#### The request:
Retype all of the data exactly as given.

#### Supplied material:
++++++

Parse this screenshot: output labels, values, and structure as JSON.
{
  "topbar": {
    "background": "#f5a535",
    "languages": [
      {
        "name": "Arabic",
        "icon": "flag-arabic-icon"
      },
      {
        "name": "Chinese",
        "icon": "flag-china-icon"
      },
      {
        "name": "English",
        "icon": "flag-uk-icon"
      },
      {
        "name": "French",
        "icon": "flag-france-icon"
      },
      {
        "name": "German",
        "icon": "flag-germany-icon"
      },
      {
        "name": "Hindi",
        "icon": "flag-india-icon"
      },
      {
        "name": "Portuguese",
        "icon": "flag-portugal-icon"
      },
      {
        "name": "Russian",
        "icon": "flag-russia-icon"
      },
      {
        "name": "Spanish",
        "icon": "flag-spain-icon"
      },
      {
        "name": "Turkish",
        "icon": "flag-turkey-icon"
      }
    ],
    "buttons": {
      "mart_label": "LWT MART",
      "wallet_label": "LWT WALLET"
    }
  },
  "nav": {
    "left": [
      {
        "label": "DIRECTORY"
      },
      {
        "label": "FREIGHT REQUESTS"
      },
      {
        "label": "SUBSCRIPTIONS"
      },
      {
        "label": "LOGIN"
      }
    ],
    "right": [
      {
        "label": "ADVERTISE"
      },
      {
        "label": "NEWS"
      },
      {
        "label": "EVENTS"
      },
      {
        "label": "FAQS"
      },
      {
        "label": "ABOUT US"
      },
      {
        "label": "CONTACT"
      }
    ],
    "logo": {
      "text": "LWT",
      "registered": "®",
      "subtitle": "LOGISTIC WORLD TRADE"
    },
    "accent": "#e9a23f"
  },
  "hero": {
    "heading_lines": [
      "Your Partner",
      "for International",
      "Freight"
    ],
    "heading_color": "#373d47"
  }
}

++++++

#### Answer to the task:
Parse this screenshot: output labels, values, and structure as JSON.
{
  "topbar": {
    "background": "#f5a535",
    "languages": [
      {
        "name": "Arabic",
        "icon": "flag-arabic-icon"
      },
      {
        "name": "Chinese",
        "icon": "flag-china-icon"
      },
      {
        "name": "English",
        "icon": "flag-uk-icon"
      },
      {
        "name": "French",
        "icon": "flag-france-icon"
      },
      {
        "name": "German",
        "icon": "flag-germany-icon"
      },
      {
        "name": "Hindi",
        "icon": "flag-india-icon"
      },
      {
        "name": "Portuguese",
        "icon": "flag-portugal-icon"
      },
      {
        "name": "Russian",
        "icon": "flag-russia-icon"
      },
      {
        "name": "Spanish",
        "icon": "flag-spain-icon"
      },
      {
        "name": "Turkish",
        "icon": "flag-turkey-icon"
      }
    ],
    "buttons": {
      "mart_label": "LWT MART",
      "wallet_label": "LWT WALLET"
    }
  },
  "nav": {
    "left": [
      {
        "label": "DIRECTORY"
      },
      {
        "label": "FREIGHT REQUESTS"
      },
      {
        "label": "SUBSCRIPTIONS"
      },
      {
        "label": "LOGIN"
      }
    ],
    "right": [
      {
        "label": "ADVERTISE"
      },
      {
        "label": "NEWS"
      },
      {
        "label": "EVENTS"
      },
      {
        "label": "FAQS"
      },
      {
        "label": "ABOUT US"
      },
      {
        "label": "CONTACT"
      }
    ],
    "logo": {
      "text": "LWT",
      "registered": "®",
      "subtitle": "LOGISTIC WORLD TRADE"
    },
    "accent": "#e9a23f"
  },
  "hero": {
    "heading_lines": [
      "Your Partner",
      "for International",
      "Freight"
    ],
    "heading_color": "#373d47"
  }
}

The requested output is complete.